Isolate every line in the records below with "Gilt" in it.

_ _ _ _

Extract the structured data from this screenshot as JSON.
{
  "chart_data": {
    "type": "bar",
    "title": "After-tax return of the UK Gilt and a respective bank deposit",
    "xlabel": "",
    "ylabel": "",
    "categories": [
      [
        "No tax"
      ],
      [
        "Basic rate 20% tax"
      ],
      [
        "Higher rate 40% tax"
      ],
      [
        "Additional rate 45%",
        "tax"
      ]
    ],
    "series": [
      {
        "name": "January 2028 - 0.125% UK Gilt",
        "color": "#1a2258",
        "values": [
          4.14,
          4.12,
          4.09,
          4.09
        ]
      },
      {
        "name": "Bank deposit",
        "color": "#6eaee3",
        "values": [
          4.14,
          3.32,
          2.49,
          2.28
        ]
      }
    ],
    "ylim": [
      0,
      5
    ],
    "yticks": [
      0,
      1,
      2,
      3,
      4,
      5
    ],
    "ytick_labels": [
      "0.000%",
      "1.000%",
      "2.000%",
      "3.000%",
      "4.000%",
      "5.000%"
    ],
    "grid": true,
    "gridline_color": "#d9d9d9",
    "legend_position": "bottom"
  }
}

_ _ _ _

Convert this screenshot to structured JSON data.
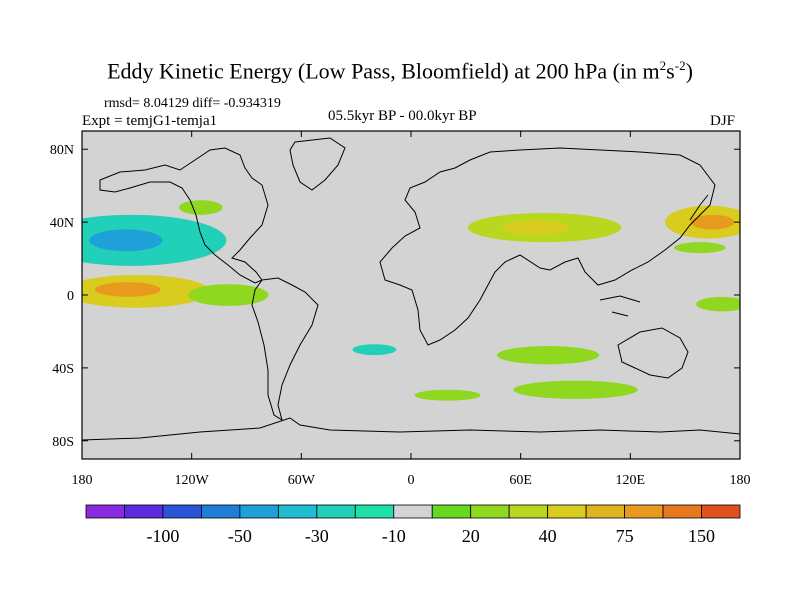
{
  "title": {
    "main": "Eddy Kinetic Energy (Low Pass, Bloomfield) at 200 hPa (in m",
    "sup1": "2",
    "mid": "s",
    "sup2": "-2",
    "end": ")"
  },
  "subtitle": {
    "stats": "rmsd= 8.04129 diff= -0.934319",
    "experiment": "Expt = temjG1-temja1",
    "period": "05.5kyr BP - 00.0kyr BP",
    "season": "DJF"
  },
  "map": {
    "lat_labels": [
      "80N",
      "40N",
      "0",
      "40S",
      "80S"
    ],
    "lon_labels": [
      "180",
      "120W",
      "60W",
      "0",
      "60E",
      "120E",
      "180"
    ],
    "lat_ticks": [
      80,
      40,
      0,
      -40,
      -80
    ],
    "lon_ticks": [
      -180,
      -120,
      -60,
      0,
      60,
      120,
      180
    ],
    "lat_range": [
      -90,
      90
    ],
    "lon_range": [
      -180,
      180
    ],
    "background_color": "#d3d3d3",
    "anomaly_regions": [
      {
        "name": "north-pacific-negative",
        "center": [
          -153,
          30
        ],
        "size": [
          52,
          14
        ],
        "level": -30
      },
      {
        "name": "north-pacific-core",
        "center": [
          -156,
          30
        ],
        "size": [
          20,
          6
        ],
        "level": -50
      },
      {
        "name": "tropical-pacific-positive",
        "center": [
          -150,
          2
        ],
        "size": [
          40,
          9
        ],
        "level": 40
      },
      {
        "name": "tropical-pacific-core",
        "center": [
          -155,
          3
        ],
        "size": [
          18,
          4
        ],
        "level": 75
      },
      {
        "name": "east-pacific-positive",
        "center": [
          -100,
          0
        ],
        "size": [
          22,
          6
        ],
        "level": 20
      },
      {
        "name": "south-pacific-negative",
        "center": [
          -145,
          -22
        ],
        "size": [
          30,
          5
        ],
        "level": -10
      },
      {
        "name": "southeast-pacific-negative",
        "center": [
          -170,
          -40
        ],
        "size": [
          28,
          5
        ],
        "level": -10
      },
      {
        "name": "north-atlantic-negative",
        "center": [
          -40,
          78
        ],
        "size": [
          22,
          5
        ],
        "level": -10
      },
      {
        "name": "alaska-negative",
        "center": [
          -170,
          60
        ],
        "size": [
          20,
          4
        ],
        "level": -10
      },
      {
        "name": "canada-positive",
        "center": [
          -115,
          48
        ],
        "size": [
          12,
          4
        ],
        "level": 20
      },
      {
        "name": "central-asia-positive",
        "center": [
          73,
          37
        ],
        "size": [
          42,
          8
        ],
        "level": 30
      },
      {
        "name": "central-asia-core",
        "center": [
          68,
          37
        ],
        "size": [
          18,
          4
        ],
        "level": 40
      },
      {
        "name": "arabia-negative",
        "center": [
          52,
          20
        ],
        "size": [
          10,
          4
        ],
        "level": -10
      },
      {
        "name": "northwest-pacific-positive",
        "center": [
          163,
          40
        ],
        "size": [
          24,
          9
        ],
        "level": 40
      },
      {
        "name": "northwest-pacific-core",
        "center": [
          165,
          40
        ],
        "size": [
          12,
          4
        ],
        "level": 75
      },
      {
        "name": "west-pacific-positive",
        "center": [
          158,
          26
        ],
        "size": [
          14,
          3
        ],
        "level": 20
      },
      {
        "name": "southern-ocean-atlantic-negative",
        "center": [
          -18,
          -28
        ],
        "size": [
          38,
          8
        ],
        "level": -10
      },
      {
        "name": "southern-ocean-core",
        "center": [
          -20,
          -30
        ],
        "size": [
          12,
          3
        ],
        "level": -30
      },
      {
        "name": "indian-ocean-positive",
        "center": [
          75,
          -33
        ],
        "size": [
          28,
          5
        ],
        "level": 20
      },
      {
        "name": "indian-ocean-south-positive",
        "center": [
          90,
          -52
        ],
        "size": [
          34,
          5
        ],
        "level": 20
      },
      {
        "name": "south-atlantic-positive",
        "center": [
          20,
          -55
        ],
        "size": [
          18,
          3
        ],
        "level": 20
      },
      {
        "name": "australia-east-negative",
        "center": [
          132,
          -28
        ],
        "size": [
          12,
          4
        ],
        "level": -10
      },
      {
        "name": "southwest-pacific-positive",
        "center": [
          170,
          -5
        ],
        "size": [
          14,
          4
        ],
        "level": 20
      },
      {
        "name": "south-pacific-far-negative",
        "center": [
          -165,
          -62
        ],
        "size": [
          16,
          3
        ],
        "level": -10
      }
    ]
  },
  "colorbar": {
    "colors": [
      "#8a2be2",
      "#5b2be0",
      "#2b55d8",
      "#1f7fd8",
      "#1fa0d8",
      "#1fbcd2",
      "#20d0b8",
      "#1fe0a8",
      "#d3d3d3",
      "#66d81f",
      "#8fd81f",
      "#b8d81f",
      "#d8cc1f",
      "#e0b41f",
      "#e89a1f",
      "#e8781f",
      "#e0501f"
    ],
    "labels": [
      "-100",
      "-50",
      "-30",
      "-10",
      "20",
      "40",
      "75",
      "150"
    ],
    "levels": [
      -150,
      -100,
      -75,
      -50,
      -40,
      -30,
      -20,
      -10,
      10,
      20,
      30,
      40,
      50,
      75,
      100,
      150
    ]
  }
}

_ _ _ _

:: Answer ::
    "title": "After-tax return of the UK Gilt and a respective bank deposit",
        "name": "January 2028 - 0.125% UK Gilt",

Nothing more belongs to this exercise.